Images do not belong in the copy. Retype all the entries below exactly.

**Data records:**

════════════════

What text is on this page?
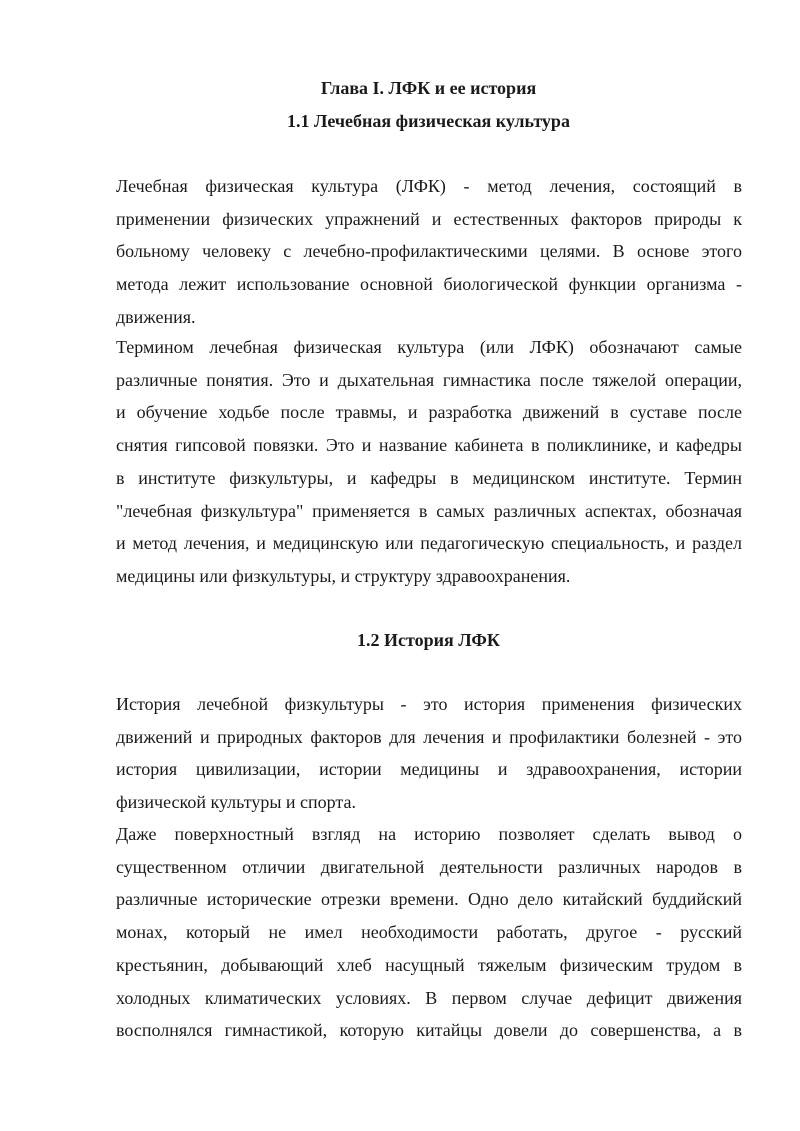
Глава I. ЛФК и ее история
1.1 Лечебная физическая культура
Лечебная физическая культура (ЛФК) - метод лечения, состоящий в
применении физических упражнений и естественных факторов природы к
больному человеку с лечебно-профилактическими целями. В основе этого
метода лежит использование основной биологической функции организма -
движения.
Термином лечебная физическая культура (или ЛФК) обозначают самые
различные понятия. Это и дыхательная гимнастика после тяжелой операции,
и обучение ходьбе после травмы, и разработка движений в суставе после
снятия гипсовой повязки. Это и название кабинета в поликлинике, и кафедры
в институте физкультуры, и кафедры в медицинском институте. Термин
"лечебная физкультура" применяется в самых различных аспектах, обозначая
и метод лечения, и медицинскую или педагогическую специальность, и раздел
медицины или физкультуры, и структуру здравоохранения.
1.2 История ЛФК
История лечебной физкультуры - это история применения физических
движений и природных факторов для лечения и профилактики болезней - это
история цивилизации, истории медицины и здравоохранения, истории
физической культуры и спорта.
Даже поверхностный взгляд на историю позволяет сделать вывод о
существенном отличии двигательной деятельности различных народов в
различные исторические отрезки времени. Одно дело китайский буддийский
монах, который не имел необходимости работать, другое - русский
крестьянин, добывающий хлеб насущный тяжелым физическим трудом в
холодных климатических условиях. В первом случае дефицит движения
восполнялся гимнастикой, которую китайцы довели до совершенства, а в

════════════════

**SOLUTION TO THIS PROBLEM:**
What text is on this page?
Глава I. ЛФК и ее история
1.1 Лечебная физическая культура
Лечебная физическая культура (ЛФК) - метод лечения, состоящий в
применении физических упражнений и естественных факторов природы к
больному человеку с лечебно-профилактическими целями. В основе этого
метода лежит использование основной биологической функции организма -
движения.
Термином лечебная физическая культура (или ЛФК) обозначают самые
различные понятия. Это и дыхательная гимнастика после тяжелой операции,
и обучение ходьбе после травмы, и разработка движений в суставе после
снятия гипсовой повязки. Это и название кабинета в поликлинике, и кафедры
в институте физкультуры, и кафедры в медицинском институте. Термин
"лечебная физкультура" применяется в самых различных аспектах, обозначая
и метод лечения, и медицинскую или педагогическую специальность, и раздел
медицины или физкультуры, и структуру здравоохранения.
1.2 История ЛФК
История лечебной физкультуры - это история применения физических
движений и природных факторов для лечения и профилактики болезней - это
история цивилизации, истории медицины и здравоохранения, истории
физической культуры и спорта.
Даже поверхностный взгляд на историю позволяет сделать вывод о
существенном отличии двигательной деятельности различных народов в
различные исторические отрезки времени. Одно дело китайский буддийский
монах, который не имел необходимости работать, другое - русский
крестьянин, добывающий хлеб насущный тяжелым физическим трудом в
холодных климатических условиях. В первом случае дефицит движения
восполнялся гимнастикой, которую китайцы довели до совершенства, а в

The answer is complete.